• _Task brief_: Give the data below again, word for word.

• _Data to process_:
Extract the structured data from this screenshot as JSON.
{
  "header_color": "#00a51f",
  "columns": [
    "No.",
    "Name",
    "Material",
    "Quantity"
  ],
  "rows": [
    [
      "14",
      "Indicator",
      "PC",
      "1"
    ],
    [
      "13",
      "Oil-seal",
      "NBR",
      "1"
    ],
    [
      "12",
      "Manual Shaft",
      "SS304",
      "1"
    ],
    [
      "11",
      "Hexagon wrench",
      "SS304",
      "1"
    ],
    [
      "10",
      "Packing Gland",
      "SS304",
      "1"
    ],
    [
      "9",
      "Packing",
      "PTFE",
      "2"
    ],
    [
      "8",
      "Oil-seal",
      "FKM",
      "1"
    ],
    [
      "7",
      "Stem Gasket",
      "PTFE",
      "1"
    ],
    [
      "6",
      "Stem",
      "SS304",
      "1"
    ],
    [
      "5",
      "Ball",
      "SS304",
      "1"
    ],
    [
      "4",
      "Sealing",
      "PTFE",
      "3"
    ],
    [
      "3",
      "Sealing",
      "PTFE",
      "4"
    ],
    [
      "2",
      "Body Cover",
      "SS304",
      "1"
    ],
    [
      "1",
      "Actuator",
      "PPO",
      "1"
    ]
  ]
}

• _The solution_:
Extract the structured data from this screenshot as JSON.
{
  "header_color": "#00a51f",
  "columns": [
    "No.",
    "Name",
    "Material",
    "Quantity"
  ],
  "rows": [
    [
      "14",
      "Indicator",
      "PC",
      "1"
    ],
    [
      "13",
      "Oil-seal",
      "NBR",
      "1"
    ],
    [
      "12",
      "Manual Shaft",
      "SS304",
      "1"
    ],
    [
      "11",
      "Hexagon wrench",
      "SS304",
      "1"
    ],
    [
      "10",
      "Packing Gland",
      "SS304",
      "1"
    ],
    [
      "9",
      "Packing",
      "PTFE",
      "2"
    ],
    [
      "8",
      "Oil-seal",
      "FKM",
      "1"
    ],
    [
      "7",
      "Stem Gasket",
      "PTFE",
      "1"
    ],
    [
      "6",
      "Stem",
      "SS304",
      "1"
    ],
    [
      "5",
      "Ball",
      "SS304",
      "1"
    ],
    [
      "4",
      "Sealing",
      "PTFE",
      "3"
    ],
    [
      "3",
      "Sealing",
      "PTFE",
      "4"
    ],
    [
      "2",
      "Body Cover",
      "SS304",
      "1"
    ],
    [
      "1",
      "Actuator",
      "PPO",
      "1"
    ]
  ]
}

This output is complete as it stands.